The exercise
Return the complete listing that follows, with each line reproduced exactly.

----------------

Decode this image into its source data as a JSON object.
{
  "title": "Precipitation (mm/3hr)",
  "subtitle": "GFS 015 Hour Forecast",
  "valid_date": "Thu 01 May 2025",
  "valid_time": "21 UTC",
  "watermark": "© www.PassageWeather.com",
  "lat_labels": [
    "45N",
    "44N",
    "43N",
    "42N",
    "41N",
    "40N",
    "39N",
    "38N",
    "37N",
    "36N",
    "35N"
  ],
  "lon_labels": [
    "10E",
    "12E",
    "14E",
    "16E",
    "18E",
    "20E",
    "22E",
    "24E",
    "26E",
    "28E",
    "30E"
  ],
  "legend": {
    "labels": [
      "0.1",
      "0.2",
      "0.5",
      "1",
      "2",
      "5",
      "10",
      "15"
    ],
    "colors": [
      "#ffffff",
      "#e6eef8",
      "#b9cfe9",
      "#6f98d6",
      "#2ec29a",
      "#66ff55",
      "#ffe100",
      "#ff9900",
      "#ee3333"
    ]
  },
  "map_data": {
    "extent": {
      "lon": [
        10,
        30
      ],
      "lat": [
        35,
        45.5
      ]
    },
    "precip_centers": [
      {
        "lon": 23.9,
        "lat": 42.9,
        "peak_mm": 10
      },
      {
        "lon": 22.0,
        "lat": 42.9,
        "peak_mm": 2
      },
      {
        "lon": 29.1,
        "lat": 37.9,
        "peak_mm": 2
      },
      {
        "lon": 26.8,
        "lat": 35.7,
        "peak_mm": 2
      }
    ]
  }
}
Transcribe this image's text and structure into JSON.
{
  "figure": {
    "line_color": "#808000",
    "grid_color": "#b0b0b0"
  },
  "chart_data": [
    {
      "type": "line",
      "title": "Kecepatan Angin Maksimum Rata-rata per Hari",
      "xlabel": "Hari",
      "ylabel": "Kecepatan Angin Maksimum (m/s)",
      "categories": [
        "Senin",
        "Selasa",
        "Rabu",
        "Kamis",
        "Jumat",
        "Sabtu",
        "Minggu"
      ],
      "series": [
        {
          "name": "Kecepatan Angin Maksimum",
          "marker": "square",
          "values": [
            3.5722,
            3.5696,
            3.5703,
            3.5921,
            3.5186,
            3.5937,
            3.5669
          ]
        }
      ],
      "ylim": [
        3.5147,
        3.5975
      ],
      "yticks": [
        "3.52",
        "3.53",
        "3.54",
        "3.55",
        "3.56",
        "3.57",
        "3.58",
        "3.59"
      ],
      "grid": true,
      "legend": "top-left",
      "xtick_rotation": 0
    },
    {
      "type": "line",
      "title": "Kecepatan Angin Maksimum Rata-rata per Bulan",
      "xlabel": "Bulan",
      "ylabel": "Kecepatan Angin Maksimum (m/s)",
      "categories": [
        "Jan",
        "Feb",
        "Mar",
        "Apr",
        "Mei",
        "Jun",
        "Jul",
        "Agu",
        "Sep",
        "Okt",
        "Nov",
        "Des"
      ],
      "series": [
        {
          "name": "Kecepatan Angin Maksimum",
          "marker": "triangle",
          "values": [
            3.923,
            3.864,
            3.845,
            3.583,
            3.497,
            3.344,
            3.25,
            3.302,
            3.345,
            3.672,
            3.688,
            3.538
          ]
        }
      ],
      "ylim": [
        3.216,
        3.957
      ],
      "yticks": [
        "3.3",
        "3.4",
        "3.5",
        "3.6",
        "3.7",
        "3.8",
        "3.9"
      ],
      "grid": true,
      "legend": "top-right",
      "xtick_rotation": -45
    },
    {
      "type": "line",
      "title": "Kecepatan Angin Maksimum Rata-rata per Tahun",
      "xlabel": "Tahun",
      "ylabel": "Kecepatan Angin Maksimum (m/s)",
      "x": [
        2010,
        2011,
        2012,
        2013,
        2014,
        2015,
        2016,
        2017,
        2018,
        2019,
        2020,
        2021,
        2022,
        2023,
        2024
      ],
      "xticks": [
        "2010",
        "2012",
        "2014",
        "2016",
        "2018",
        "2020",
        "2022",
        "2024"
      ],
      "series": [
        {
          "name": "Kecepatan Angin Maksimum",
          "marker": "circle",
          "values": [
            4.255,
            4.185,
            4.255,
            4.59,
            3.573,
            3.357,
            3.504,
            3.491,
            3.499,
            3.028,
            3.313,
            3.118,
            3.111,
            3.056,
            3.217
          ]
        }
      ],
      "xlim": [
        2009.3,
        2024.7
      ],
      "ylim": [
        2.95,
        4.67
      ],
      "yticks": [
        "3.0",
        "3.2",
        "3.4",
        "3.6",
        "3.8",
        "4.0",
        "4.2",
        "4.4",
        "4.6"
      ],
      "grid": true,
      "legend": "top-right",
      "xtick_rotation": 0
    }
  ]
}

----------------

Final answer
Decode this image into its source data as a JSON object.
{
  "title": "Precipitation (mm/3hr)",
  "subtitle": "GFS 015 Hour Forecast",
  "valid_date": "Thu 01 May 2025",
  "valid_time": "21 UTC",
  "watermark": "© www.PassageWeather.com",
  "lat_labels": [
    "45N",
    "44N",
    "43N",
    "42N",
    "41N",
    "40N",
    "39N",
    "38N",
    "37N",
    "36N",
    "35N"
  ],
  "lon_labels": [
    "10E",
    "12E",
    "14E",
    "16E",
    "18E",
    "20E",
    "22E",
    "24E",
    "26E",
    "28E",
    "30E"
  ],
  "legend": {
    "labels": [
      "0.1",
      "0.2",
      "0.5",
      "1",
      "2",
      "5",
      "10",
      "15"
    ],
    "colors": [
      "#ffffff",
      "#e6eef8",
      "#b9cfe9",
      "#6f98d6",
      "#2ec29a",
      "#66ff55",
      "#ffe100",
      "#ff9900",
      "#ee3333"
    ]
  },
  "map_data": {
    "extent": {
      "lon": [
        10,
        30
      ],
      "lat": [
        35,
        45.5
      ]
    },
    "precip_centers": [
      {
        "lon": 23.9,
        "lat": 42.9,
        "peak_mm": 10
      },
      {
        "lon": 22.0,
        "lat": 42.9,
        "peak_mm": 2
      },
      {
        "lon": 29.1,
        "lat": 37.9,
        "peak_mm": 2
      },
      {
        "lon": 26.8,
        "lat": 35.7,
        "peak_mm": 2
      }
    ]
  }
}
Transcribe this image's text and structure into JSON.
{
  "figure": {
    "line_color": "#808000",
    "grid_color": "#b0b0b0"
  },
  "chart_data": [
    {
      "type": "line",
      "title": "Kecepatan Angin Maksimum Rata-rata per Hari",
      "xlabel": "Hari",
      "ylabel": "Kecepatan Angin Maksimum (m/s)",
      "categories": [
        "Senin",
        "Selasa",
        "Rabu",
        "Kamis",
        "Jumat",
        "Sabtu",
        "Minggu"
      ],
      "series": [
        {
          "name": "Kecepatan Angin Maksimum",
          "marker": "square",
          "values": [
            3.5722,
            3.5696,
            3.5703,
            3.5921,
            3.5186,
            3.5937,
            3.5669
          ]
        }
      ],
      "ylim": [
        3.5147,
        3.5975
      ],
      "yticks": [
        "3.52",
        "3.53",
        "3.54",
        "3.55",
        "3.56",
        "3.57",
        "3.58",
        "3.59"
      ],
      "grid": true,
      "legend": "top-left",
      "xtick_rotation": 0
    },
    {
      "type": "line",
      "title": "Kecepatan Angin Maksimum Rata-rata per Bulan",
      "xlabel": "Bulan",
      "ylabel": "Kecepatan Angin Maksimum (m/s)",
      "categories": [
        "Jan",
        "Feb",
        "Mar",
        "Apr",
        "Mei",
        "Jun",
        "Jul",
        "Agu",
        "Sep",
        "Okt",
        "Nov",
        "Des"
      ],
      "series": [
        {
          "name": "Kecepatan Angin Maksimum",
          "marker": "triangle",
          "values": [
            3.923,
            3.864,
            3.845,
            3.583,
            3.497,
            3.344,
            3.25,
            3.302,
            3.345,
            3.672,
            3.688,
            3.538
          ]
        }
      ],
      "ylim": [
        3.216,
        3.957
      ],
      "yticks": [
        "3.3",
        "3.4",
        "3.5",
        "3.6",
        "3.7",
        "3.8",
        "3.9"
      ],
      "grid": true,
      "legend": "top-right",
      "xtick_rotation": -45
    },
    {
      "type": "line",
      "title": "Kecepatan Angin Maksimum Rata-rata per Tahun",
      "xlabel": "Tahun",
      "ylabel": "Kecepatan Angin Maksimum (m/s)",
      "x": [
        2010,
        2011,
        2012,
        2013,
        2014,
        2015,
        2016,
        2017,
        2018,
        2019,
        2020,
        2021,
        2022,
        2023,
        2024
      ],
      "xticks": [
        "2010",
        "2012",
        "2014",
        "2016",
        "2018",
        "2020",
        "2022",
        "2024"
      ],
      "series": [
        {
          "name": "Kecepatan Angin Maksimum",
          "marker": "circle",
          "values": [
            4.255,
            4.185,
            4.255,
            4.59,
            3.573,
            3.357,
            3.504,
            3.491,
            3.499,
            3.028,
            3.313,
            3.118,
            3.111,
            3.056,
            3.217
          ]
        }
      ],
      "xlim": [
        2009.3,
        2024.7
      ],
      "ylim": [
        2.95,
        4.67
      ],
      "yticks": [
        "3.0",
        "3.2",
        "3.4",
        "3.6",
        "3.8",
        "4.0",
        "4.2",
        "4.4",
        "4.6"
      ],
      "grid": true,
      "legend": "top-right",
      "xtick_rotation": 0
    }
  ]
}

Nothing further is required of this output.